— Set task —
Determine which lines of the records include the word "hemelse", and copy them.

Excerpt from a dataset

____________________

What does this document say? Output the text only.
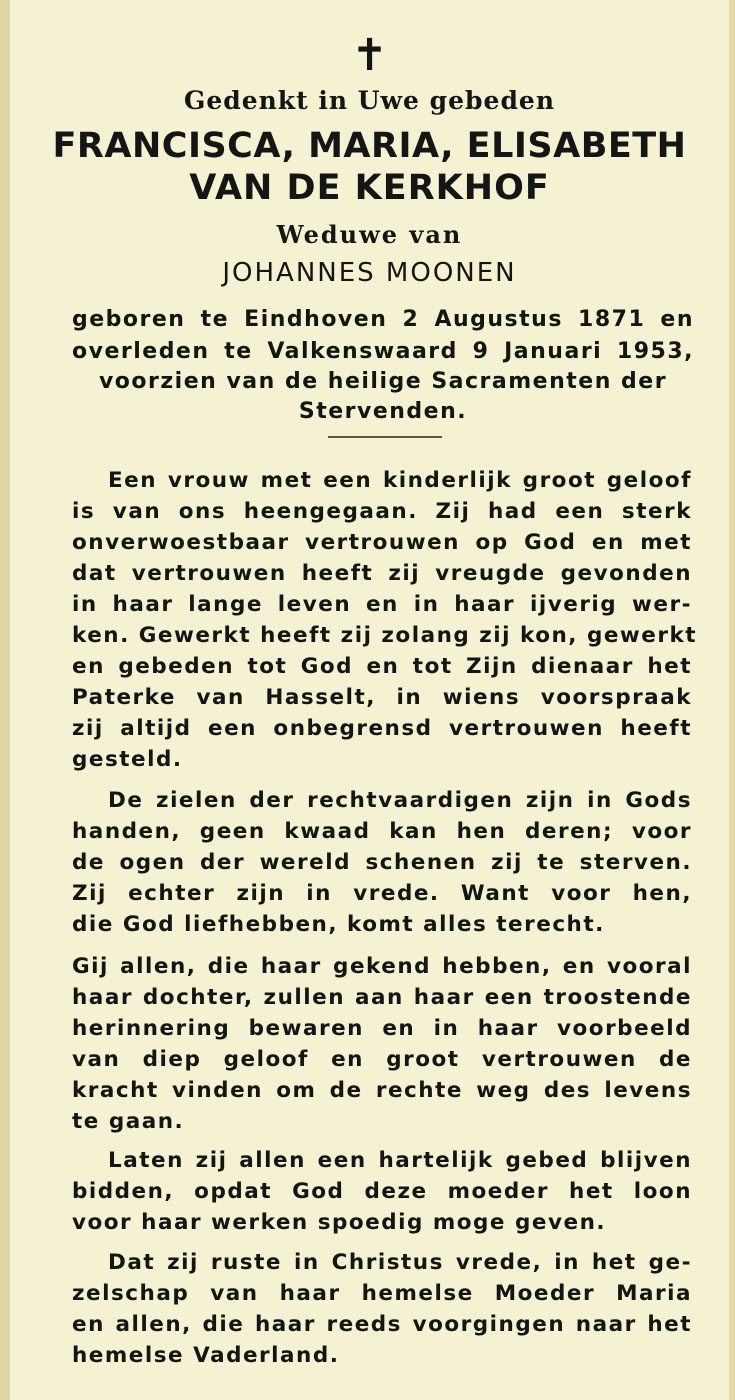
✝
Gedenkt in Uwe gebeden
FRANCISCA, MARIA, ELISABETH
VAN DE KERKHOF
Weduwe van
JOHANNES MOONEN
geboren te Eindhoven 2 Augustus 1871 en
overleden te Valkenswaard 9 Januari 1953,
voorzien van de heilige Sacramenten der
Stervenden.
Een vrouw met een kinderlijk groot geloof
is van ons heengegaan. Zij had een sterk
onverwoestbaar vertrouwen op God en met
dat vertrouwen heeft zij vreugde gevonden
in haar lange leven en in haar ijverig wer-
ken. Gewerkt heeft zij zolang zij kon, gewerkt
en gebeden tot God en tot Zijn dienaar het
Paterke van Hasselt, in wiens voorspraak
zij altijd een onbegrensd vertrouwen heeft
gesteld.
De zielen der rechtvaardigen zijn in Gods
handen, geen kwaad kan hen deren; voor
de ogen der wereld schenen zij te sterven.
Zij echter zijn in vrede. Want voor hen,
die God liefhebben, komt alles terecht.
Gij allen, die haar gekend hebben, en vooral
haar dochter, zullen aan haar een troostende
herinnering bewaren en in haar voorbeeld
van diep geloof en groot vertrouwen de
kracht vinden om de rechte weg des levens
te gaan.
Laten zij allen een hartelijk gebed blijven
bidden, opdat God deze moeder het loon
voor haar werken spoedig moge geven.
Dat zij ruste in Christus vrede, in het ge-
zelschap van haar hemelse Moeder Maria
en allen, die haar reeds voorgingen naar het
hemelse Vaderland.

____________________

— Solution to the problem —
zelschap van haar hemelse Moeder Maria
hemelse Vaderland.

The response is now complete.